**REQUIRED WORK**
Gather up every line that includes the string "JSON".

**EXERCISE DATA**
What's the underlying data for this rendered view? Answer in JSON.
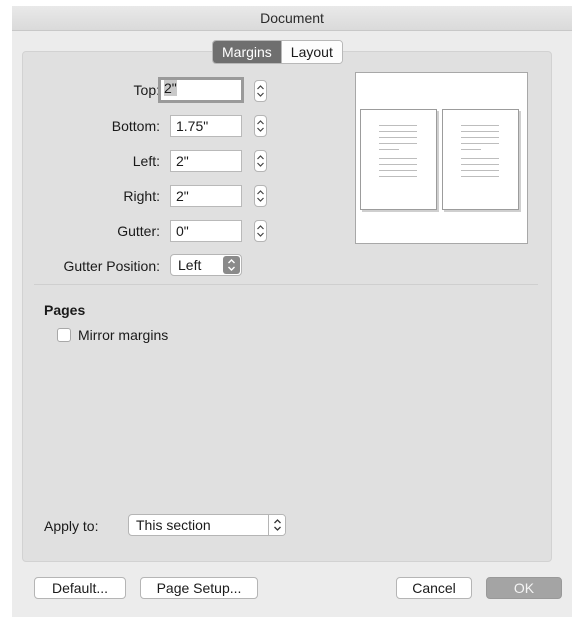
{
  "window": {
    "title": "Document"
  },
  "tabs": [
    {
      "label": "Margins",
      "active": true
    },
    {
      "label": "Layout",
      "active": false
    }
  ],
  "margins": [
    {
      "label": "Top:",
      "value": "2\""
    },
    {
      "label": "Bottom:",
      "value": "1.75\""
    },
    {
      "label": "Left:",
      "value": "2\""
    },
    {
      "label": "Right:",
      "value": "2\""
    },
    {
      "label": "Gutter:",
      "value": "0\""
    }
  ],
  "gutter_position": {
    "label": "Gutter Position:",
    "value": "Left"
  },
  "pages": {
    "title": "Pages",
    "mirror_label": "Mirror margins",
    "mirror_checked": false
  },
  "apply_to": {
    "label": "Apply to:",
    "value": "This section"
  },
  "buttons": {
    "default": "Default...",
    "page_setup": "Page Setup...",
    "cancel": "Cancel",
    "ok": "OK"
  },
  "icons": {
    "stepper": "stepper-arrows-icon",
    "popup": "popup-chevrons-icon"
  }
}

---

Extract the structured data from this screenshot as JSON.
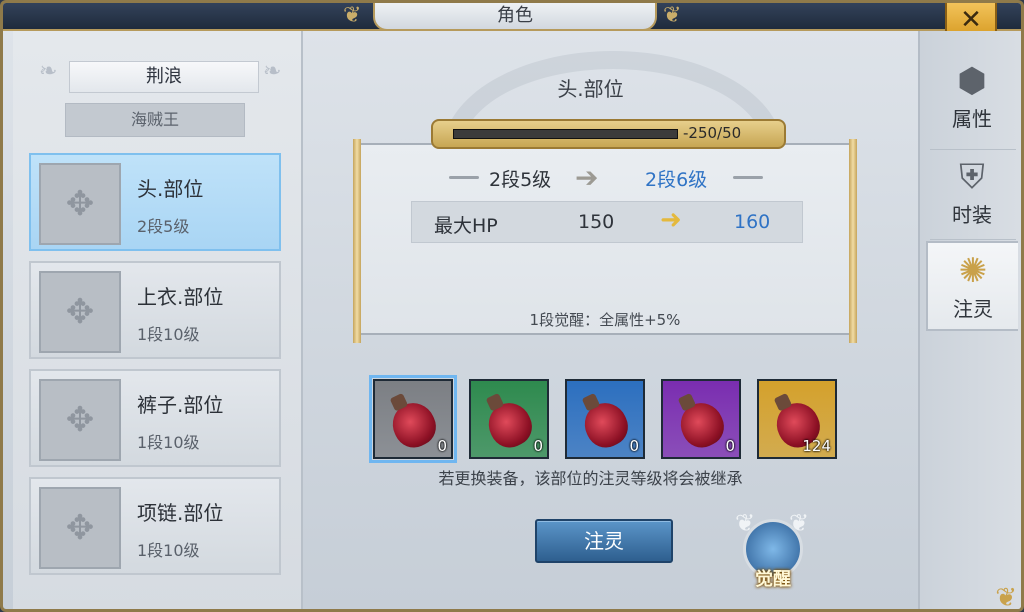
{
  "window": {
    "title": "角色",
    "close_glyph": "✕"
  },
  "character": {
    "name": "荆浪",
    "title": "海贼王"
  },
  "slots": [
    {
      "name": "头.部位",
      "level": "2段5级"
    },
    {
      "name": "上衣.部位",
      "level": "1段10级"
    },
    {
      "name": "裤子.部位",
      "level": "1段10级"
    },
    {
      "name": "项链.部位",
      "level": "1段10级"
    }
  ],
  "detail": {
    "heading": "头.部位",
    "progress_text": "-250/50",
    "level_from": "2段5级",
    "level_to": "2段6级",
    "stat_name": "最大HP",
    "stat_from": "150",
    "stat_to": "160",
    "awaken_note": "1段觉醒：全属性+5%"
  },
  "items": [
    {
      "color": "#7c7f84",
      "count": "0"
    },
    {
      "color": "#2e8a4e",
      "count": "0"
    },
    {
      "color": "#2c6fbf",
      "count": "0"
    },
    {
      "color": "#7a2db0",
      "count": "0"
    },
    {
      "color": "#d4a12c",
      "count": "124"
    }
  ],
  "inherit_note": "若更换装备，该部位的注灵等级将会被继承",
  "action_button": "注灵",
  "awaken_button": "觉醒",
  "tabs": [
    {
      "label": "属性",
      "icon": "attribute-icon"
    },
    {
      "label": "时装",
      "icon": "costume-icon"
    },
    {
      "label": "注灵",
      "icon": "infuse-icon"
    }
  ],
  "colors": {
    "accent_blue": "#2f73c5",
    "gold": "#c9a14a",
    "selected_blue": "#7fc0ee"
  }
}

**SOLUTION FOR THIS PROBLEM**
What's the underlying data for this rendered view? Answer in JSON.
Extract the structured data from this screenshot as JSON.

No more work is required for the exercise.